▸ **What you will do**: Report how many lines contain "button". Give the number and nothing else.

• • • • •

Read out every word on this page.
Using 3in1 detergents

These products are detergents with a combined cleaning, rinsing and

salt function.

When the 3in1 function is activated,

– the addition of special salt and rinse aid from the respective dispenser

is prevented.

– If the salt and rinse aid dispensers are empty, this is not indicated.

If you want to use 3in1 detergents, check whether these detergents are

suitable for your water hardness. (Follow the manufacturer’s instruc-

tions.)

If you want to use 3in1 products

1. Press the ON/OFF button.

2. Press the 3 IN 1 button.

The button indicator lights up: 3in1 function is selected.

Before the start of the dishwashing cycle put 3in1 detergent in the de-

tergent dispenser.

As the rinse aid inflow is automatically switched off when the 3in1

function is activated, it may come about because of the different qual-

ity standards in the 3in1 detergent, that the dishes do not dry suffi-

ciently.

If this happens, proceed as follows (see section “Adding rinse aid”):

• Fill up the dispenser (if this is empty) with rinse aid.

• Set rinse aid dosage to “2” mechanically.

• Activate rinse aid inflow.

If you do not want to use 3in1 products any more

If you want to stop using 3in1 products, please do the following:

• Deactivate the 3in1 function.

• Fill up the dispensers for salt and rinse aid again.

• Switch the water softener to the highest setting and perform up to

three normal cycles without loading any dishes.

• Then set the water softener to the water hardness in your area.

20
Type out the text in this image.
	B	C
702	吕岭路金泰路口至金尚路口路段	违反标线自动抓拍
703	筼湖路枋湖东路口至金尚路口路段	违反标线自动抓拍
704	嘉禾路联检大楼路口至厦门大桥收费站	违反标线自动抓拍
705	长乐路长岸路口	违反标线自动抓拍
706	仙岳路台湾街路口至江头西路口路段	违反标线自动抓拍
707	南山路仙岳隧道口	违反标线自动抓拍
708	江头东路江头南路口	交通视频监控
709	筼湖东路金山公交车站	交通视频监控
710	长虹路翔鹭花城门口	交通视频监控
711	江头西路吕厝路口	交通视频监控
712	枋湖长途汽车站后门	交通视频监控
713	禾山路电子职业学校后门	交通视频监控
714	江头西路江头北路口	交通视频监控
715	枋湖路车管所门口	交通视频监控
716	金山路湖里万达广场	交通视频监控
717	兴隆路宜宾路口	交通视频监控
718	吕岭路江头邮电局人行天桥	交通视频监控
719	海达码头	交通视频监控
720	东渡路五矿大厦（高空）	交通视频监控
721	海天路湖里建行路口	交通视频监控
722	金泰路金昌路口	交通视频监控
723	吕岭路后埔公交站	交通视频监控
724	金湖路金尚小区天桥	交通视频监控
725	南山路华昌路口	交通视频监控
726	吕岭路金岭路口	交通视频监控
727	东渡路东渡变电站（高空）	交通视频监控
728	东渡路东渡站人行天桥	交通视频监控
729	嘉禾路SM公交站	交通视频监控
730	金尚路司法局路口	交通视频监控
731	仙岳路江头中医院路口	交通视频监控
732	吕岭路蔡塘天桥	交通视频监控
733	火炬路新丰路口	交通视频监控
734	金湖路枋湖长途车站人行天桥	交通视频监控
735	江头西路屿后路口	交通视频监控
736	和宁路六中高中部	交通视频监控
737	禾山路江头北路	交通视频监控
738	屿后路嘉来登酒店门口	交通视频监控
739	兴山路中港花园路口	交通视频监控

• • • • •

▸ **Answer to this exercise**: 3